**INSTRUCTIONS FOR THE TASK**
Look below. Copy each line that has "January" in it.

**RECORDS SHOWN**

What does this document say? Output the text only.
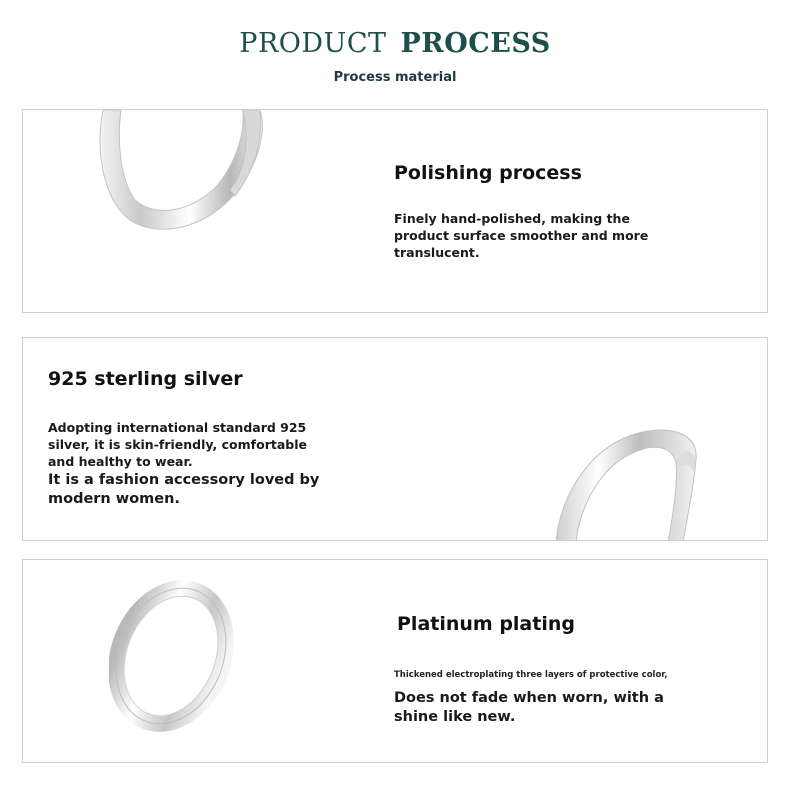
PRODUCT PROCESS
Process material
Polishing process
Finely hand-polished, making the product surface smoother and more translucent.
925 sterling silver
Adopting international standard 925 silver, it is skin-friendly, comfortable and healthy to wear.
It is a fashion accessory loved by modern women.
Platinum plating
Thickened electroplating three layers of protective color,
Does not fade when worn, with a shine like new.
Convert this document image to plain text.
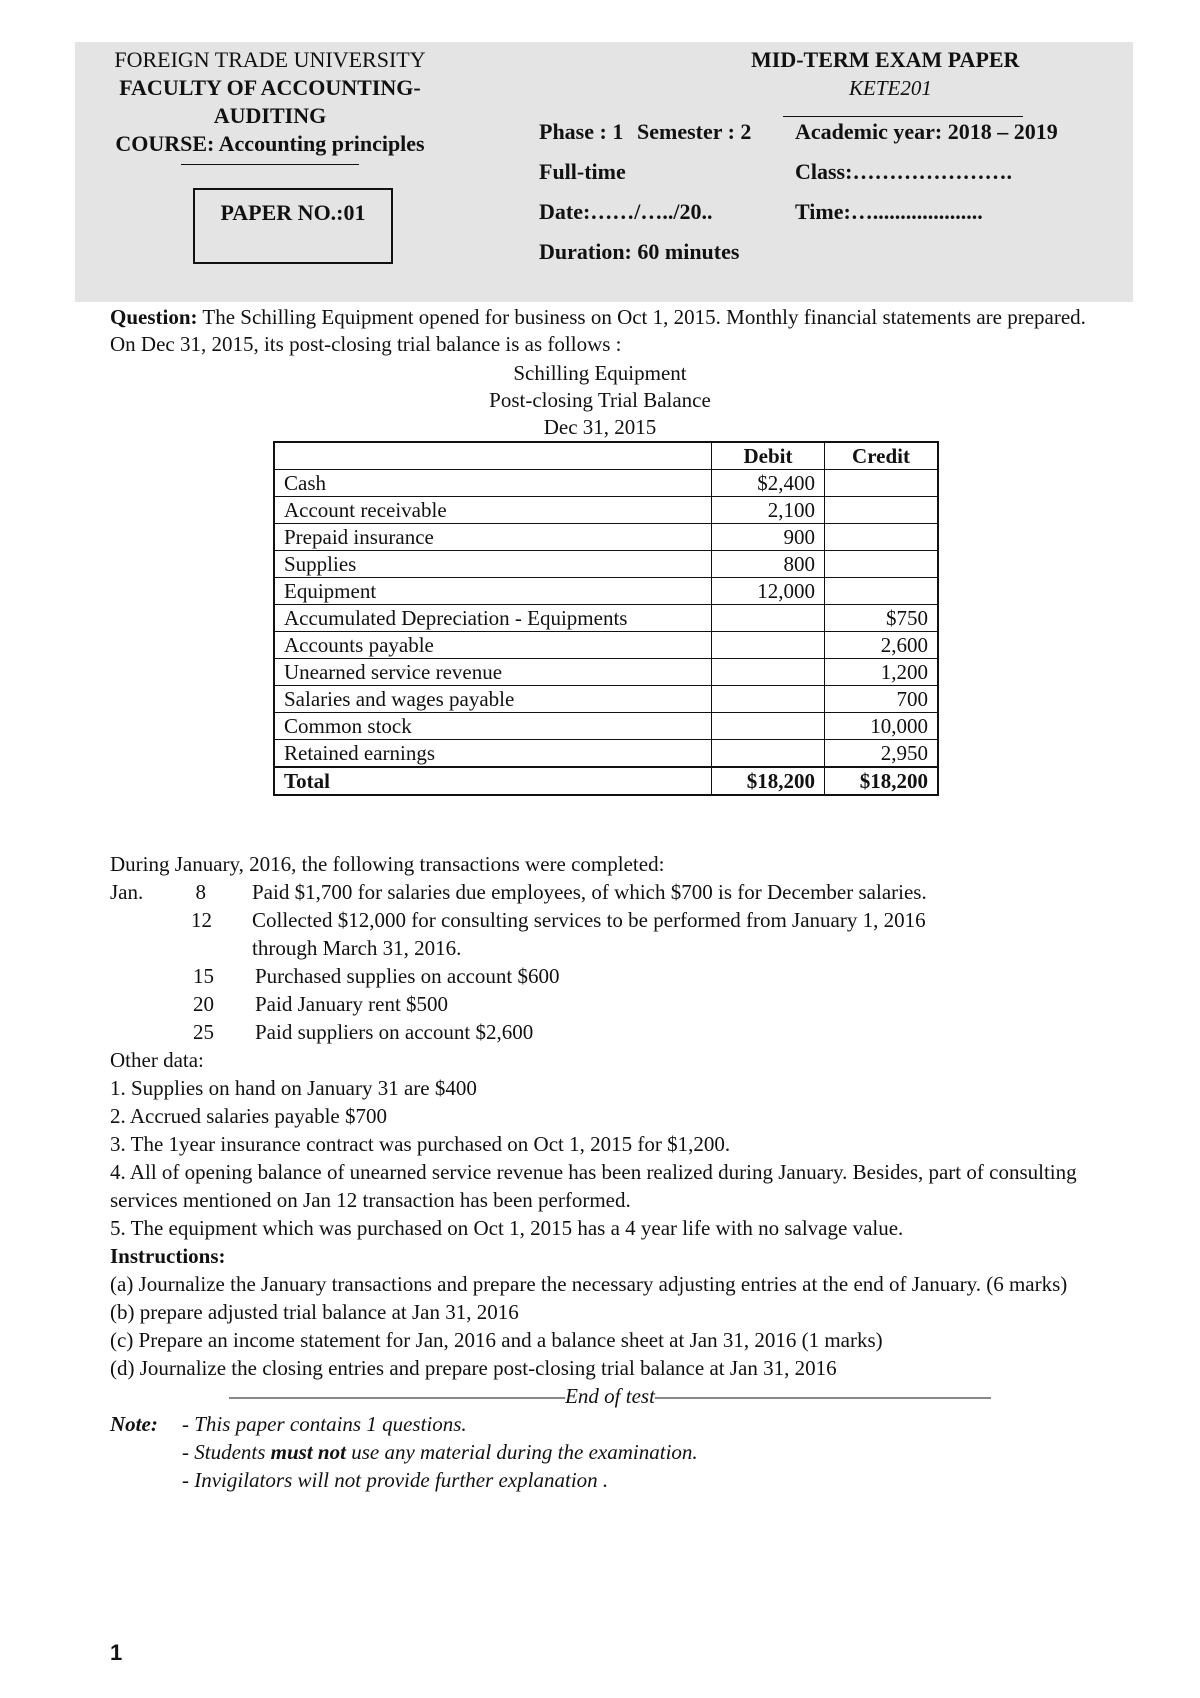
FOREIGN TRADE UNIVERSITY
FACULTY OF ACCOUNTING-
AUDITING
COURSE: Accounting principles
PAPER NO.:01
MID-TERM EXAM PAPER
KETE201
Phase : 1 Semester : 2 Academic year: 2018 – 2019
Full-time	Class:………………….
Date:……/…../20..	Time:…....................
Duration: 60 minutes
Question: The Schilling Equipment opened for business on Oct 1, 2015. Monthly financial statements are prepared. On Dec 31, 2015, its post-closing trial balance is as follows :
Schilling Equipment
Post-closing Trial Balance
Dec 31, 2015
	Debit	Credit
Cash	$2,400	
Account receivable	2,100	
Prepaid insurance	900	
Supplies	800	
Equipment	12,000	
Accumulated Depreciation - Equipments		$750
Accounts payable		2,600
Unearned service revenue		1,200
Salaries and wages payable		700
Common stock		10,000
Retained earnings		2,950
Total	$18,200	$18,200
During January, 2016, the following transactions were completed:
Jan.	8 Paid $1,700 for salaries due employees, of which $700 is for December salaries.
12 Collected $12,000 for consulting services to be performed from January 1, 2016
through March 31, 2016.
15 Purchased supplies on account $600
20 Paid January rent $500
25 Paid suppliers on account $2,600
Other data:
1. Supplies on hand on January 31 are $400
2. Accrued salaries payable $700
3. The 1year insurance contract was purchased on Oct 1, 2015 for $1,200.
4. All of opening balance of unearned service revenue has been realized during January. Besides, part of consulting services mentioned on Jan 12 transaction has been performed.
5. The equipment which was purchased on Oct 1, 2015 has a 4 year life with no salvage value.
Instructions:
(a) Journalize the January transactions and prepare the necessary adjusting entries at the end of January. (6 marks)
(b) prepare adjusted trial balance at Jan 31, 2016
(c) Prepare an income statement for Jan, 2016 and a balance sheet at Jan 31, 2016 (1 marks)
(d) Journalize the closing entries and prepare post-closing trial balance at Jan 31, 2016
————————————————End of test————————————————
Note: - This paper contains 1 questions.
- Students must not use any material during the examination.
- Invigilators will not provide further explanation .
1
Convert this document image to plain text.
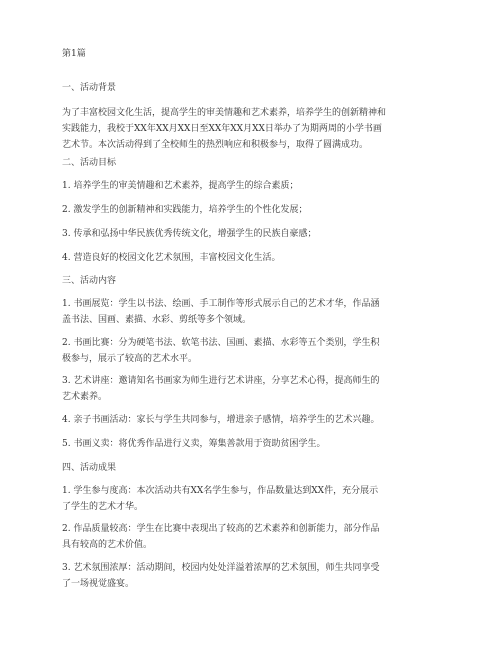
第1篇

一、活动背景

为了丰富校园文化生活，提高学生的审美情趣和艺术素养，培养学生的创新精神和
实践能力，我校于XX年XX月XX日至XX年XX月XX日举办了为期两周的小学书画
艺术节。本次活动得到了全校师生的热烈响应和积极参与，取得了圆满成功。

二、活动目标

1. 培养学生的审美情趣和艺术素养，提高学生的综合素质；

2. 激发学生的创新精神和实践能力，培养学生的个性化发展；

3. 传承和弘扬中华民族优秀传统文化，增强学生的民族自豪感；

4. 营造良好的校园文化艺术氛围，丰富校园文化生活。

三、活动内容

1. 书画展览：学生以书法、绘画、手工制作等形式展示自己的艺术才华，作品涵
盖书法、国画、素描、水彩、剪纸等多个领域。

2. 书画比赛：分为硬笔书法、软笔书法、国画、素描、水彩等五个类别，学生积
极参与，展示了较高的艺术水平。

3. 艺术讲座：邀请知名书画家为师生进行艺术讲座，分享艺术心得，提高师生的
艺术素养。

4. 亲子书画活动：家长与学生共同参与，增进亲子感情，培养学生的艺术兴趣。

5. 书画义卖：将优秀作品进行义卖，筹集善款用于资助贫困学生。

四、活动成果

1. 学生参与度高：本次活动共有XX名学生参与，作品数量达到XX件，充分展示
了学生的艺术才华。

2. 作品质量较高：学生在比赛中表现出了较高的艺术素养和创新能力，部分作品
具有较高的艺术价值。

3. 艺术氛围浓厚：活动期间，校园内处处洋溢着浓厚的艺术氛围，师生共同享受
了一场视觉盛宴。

**TASK ANSWER**
During January, 2016, the following transactions were completed:
12 Collected $12,000 for consulting services to be performed from January 1, 2016
20 Paid January rent $500
1. Supplies on hand on January 31 are $400
4. All of opening balance of unearned service revenue has been realized during January. Besides, part of consulting services mentioned on Jan 12 transaction has been performed.
(a) Journalize the January transactions and prepare the necessary adjusting entries at the end of January. (6 marks)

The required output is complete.